WORK INSTRUCTIONS:
Type every record exactly as it appears.

SOURCE MATERIAL:
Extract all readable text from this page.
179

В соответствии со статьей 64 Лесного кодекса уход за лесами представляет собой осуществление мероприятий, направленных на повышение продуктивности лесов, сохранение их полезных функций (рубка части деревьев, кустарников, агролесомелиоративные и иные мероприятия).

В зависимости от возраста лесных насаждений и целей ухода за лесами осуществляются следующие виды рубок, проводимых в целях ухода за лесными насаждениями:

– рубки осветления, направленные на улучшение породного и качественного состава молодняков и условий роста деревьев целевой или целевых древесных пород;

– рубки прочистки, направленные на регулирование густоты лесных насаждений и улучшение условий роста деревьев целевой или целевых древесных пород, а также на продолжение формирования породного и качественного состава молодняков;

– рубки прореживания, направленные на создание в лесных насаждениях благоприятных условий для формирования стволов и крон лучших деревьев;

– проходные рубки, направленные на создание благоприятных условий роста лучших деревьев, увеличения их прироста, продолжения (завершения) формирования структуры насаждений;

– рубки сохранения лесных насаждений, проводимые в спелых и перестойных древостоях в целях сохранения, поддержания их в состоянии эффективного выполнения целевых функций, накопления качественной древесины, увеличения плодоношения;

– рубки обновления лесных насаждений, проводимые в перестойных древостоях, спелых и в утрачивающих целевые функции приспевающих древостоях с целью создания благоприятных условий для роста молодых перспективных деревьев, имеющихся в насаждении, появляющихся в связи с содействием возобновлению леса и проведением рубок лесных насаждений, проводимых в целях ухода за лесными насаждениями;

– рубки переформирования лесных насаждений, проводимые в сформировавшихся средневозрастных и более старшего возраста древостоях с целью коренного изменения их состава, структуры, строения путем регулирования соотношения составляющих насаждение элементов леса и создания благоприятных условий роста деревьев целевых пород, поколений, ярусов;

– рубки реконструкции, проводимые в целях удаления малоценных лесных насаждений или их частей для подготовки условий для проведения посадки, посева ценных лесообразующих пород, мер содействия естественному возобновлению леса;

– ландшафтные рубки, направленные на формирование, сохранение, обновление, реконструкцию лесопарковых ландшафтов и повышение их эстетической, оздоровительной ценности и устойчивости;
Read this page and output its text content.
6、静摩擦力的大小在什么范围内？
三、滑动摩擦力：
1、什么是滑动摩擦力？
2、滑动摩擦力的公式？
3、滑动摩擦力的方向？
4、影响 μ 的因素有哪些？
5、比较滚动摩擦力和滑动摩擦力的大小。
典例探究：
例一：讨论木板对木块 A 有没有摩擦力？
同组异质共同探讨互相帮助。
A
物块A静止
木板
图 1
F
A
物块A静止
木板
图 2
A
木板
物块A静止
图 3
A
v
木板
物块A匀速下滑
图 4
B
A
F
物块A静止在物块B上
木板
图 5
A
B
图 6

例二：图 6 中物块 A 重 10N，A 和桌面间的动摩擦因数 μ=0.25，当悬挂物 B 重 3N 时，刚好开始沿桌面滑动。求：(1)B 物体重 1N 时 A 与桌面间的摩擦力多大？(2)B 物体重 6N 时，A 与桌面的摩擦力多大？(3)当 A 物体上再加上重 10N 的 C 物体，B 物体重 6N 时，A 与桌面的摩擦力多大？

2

ANSWER BELOW:
Extract all readable text from this page.
179

В соответствии со статьей 64 Лесного кодекса уход за лесами представляет собой осуществление мероприятий, направленных на повышение продуктивности лесов, сохранение их полезных функций (рубка части деревьев, кустарников, агролесомелиоративные и иные мероприятия).

В зависимости от возраста лесных насаждений и целей ухода за лесами осуществляются следующие виды рубок, проводимых в целях ухода за лесными насаждениями:

– рубки осветления, направленные на улучшение породного и качественного состава молодняков и условий роста деревьев целевой или целевых древесных пород;

– рубки прочистки, направленные на регулирование густоты лесных насаждений и улучшение условий роста деревьев целевой или целевых древесных пород, а также на продолжение формирования породного и качественного состава молодняков;

– рубки прореживания, направленные на создание в лесных насаждениях благоприятных условий для формирования стволов и крон лучших деревьев;

– проходные рубки, направленные на создание благоприятных условий роста лучших деревьев, увеличения их прироста, продолжения (завершения) формирования структуры насаждений;

– рубки сохранения лесных насаждений, проводимые в спелых и перестойных древостоях в целях сохранения, поддержания их в состоянии эффективного выполнения целевых функций, накопления качественной древесины, увеличения плодоношения;

– рубки обновления лесных насаждений, проводимые в перестойных древостоях, спелых и в утрачивающих целевые функции приспевающих древостоях с целью создания благоприятных условий для роста молодых перспективных деревьев, имеющихся в насаждении, появляющихся в связи с содействием возобновлению леса и проведением рубок лесных насаждений, проводимых в целях ухода за лесными насаждениями;

– рубки переформирования лесных насаждений, проводимые в сформировавшихся средневозрастных и более старшего возраста древостоях с целью коренного изменения их состава, структуры, строения путем регулирования соотношения составляющих насаждение элементов леса и создания благоприятных условий роста деревьев целевых пород, поколений, ярусов;

– рубки реконструкции, проводимые в целях удаления малоценных лесных насаждений или их частей для подготовки условий для проведения посадки, посева ценных лесообразующих пород, мер содействия естественному возобновлению леса;

– ландшафтные рубки, направленные на формирование, сохранение, обновление, реконструкцию лесопарковых ландшафтов и повышение их эстетической, оздоровительной ценности и устойчивости;
Read this page and output its text content.
6、静摩擦力的大小在什么范围内？
三、滑动摩擦力：
1、什么是滑动摩擦力？
2、滑动摩擦力的公式？
3、滑动摩擦力的方向？
4、影响 μ 的因素有哪些？
5、比较滚动摩擦力和滑动摩擦力的大小。
典例探究：
例一：讨论木板对木块 A 有没有摩擦力？
同组异质共同探讨互相帮助。
A
物块A静止
木板
图 1
F
A
物块A静止
木板
图 2
A
木板
物块A静止
图 3
A
v
木板
物块A匀速下滑
图 4
B
A
F
物块A静止在物块B上
木板
图 5
A
B
图 6

例二：图 6 中物块 A 重 10N，A 和桌面间的动摩擦因数 μ=0.25，当悬挂物 B 重 3N 时，刚好开始沿桌面滑动。求：(1)B 物体重 1N 时 A 与桌面间的摩擦力多大？(2)B 物体重 6N 时，A 与桌面的摩擦力多大？(3)当 A 物体上再加上重 10N 的 C 物体，B 物体重 6N 时，A 与桌面的摩擦力多大？

2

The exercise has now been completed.